TASK TO COMPLETE: Give only the number of lines that hold the word "into".

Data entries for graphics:
▬▬▬▬▬▬▬▬▬▬

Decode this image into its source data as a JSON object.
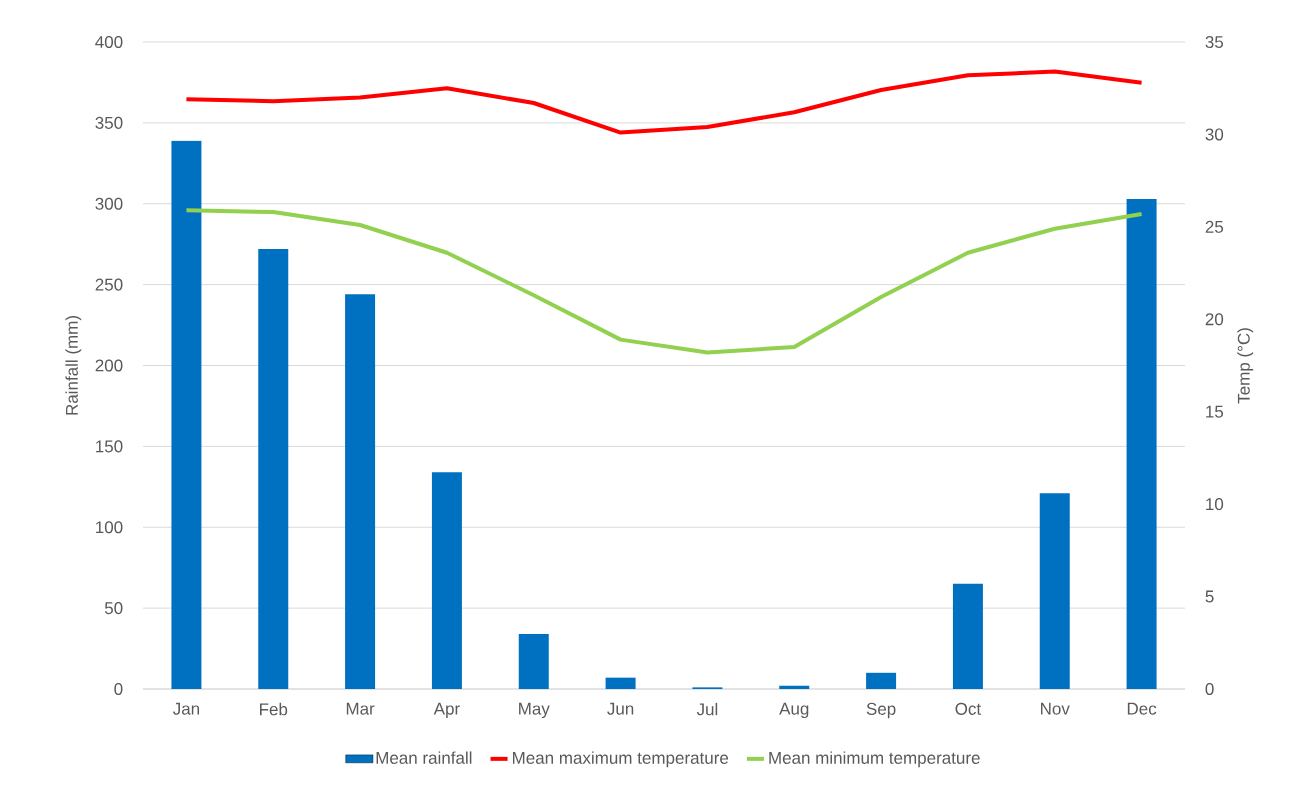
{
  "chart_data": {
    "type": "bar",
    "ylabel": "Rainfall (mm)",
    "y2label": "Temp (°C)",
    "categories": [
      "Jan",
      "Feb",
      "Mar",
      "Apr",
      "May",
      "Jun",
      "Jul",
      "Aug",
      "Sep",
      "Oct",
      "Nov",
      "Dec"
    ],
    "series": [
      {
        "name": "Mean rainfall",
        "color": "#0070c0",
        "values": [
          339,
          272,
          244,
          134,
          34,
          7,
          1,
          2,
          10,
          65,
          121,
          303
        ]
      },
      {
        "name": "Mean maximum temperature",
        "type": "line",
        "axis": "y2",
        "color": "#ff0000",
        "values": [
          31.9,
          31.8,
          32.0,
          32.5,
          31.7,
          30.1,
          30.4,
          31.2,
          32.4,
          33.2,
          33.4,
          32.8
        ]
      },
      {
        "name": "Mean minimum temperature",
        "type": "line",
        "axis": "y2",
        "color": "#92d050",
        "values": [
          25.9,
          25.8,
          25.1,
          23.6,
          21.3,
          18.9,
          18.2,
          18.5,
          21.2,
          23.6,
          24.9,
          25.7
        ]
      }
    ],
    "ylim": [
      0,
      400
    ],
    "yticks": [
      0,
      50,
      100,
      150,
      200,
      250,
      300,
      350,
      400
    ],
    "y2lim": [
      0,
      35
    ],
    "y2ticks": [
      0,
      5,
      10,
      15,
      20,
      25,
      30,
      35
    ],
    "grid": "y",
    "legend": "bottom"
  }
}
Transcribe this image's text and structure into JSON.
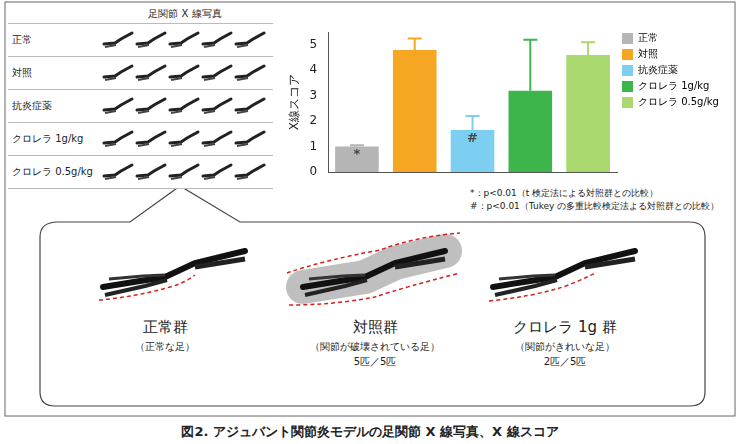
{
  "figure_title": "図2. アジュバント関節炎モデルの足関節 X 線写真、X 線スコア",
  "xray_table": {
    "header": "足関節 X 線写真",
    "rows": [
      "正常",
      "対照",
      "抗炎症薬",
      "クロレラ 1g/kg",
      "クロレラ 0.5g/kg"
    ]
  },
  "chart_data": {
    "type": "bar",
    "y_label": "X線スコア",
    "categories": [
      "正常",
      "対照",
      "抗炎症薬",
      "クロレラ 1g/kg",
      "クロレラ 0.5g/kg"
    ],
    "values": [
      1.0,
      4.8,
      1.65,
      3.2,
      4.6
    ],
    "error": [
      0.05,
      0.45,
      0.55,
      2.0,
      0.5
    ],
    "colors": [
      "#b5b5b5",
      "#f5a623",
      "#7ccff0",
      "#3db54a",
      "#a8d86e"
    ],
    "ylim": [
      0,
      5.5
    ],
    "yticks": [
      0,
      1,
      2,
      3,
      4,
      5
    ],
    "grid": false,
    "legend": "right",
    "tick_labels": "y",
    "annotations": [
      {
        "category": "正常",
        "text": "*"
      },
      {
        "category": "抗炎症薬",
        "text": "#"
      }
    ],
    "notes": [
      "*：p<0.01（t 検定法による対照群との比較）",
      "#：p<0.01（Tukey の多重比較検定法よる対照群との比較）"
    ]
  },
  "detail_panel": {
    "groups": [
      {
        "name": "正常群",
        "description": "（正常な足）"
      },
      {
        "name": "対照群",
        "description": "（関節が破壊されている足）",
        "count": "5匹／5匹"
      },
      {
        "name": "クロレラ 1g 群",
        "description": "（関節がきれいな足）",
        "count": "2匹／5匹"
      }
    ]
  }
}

▬▬▬▬▬▬▬▬▬▬

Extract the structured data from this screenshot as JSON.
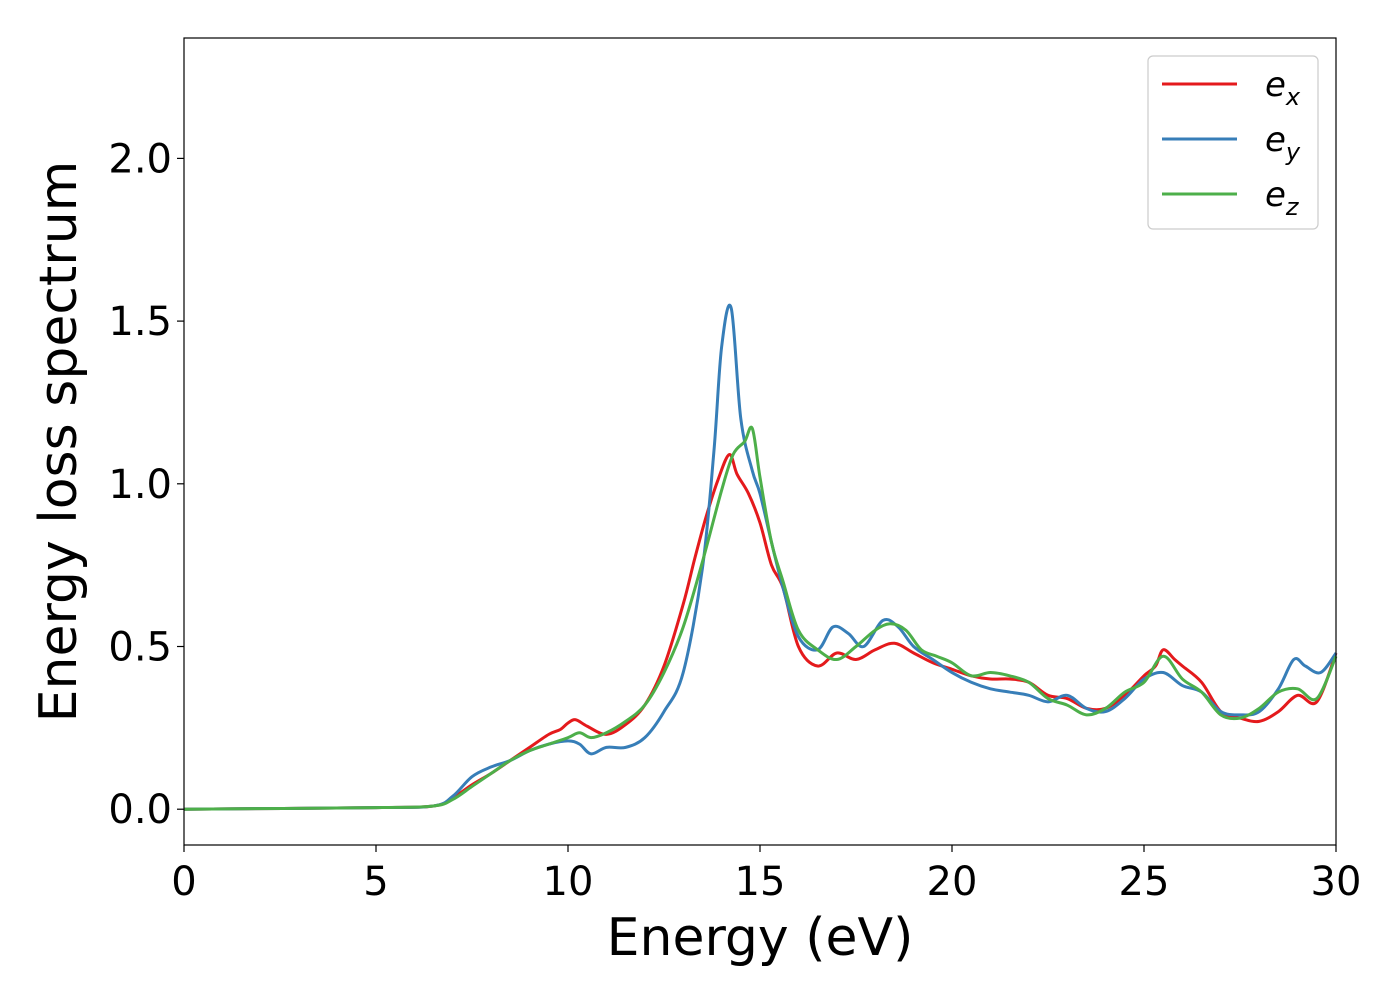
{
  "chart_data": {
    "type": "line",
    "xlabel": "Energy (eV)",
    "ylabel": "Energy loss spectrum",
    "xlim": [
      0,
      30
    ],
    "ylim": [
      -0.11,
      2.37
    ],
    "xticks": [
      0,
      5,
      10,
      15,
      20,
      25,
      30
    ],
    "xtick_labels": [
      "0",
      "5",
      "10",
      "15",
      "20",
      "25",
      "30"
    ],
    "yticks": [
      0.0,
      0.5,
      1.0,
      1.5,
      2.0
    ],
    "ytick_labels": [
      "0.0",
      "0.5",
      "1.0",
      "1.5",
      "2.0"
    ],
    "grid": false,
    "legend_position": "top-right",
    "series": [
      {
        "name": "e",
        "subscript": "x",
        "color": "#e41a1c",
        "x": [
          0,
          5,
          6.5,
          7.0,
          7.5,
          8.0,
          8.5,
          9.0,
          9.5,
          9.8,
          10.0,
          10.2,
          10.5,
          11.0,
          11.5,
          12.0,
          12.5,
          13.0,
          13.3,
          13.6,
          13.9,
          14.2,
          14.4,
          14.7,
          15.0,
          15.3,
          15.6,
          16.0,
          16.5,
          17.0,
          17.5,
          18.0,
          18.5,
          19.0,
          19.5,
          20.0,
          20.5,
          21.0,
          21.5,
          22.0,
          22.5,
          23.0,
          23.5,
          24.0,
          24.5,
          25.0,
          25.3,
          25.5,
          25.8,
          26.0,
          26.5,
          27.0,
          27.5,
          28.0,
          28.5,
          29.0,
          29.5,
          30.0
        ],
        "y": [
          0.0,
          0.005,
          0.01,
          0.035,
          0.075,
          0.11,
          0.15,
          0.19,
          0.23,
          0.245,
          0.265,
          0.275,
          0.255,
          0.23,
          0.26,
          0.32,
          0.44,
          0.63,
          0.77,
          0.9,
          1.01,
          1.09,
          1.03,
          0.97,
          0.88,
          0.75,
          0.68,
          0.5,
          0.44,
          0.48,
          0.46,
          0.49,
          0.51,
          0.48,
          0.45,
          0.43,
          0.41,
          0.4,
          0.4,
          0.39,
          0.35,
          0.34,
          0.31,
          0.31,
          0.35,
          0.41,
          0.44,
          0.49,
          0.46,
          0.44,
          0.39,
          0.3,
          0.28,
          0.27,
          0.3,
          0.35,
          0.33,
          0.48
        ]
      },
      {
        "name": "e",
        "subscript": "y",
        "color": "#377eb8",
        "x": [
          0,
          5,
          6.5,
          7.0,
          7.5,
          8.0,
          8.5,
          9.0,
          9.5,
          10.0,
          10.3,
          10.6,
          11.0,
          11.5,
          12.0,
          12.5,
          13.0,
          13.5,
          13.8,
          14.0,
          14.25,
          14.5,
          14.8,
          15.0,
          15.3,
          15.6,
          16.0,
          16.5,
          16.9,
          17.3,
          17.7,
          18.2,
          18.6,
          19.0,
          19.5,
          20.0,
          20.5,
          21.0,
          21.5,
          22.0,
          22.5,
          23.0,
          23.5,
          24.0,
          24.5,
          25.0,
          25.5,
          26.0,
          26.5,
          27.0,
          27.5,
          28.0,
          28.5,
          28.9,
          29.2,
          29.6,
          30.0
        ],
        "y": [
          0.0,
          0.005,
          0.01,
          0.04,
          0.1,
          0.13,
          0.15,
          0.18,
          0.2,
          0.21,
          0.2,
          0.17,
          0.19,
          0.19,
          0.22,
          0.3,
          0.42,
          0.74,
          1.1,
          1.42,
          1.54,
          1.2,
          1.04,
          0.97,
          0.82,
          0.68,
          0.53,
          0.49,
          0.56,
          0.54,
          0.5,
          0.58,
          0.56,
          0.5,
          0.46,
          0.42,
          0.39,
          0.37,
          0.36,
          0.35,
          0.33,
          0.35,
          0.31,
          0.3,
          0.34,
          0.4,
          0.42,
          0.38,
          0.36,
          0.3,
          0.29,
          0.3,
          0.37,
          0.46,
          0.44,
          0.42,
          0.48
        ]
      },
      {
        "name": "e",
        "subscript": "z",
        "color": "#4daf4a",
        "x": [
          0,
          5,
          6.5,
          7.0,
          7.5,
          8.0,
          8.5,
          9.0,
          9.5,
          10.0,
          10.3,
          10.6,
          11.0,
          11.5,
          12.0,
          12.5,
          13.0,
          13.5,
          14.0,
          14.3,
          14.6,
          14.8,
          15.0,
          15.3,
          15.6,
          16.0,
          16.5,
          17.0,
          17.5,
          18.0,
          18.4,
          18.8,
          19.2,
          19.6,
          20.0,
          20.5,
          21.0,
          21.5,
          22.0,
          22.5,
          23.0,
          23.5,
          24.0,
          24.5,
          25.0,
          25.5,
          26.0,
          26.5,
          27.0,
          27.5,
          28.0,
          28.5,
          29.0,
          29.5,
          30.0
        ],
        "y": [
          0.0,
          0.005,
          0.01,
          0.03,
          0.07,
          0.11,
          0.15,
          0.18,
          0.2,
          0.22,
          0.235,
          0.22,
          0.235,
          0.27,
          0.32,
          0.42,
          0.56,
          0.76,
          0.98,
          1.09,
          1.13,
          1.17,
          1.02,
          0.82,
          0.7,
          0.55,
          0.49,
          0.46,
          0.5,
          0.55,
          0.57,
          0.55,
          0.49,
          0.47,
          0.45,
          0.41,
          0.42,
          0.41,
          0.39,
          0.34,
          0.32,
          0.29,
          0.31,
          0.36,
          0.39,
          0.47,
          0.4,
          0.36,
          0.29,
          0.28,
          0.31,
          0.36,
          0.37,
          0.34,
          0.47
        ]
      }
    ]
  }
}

▬▬▬▬▬▬▬▬▬▬

REPLY: 2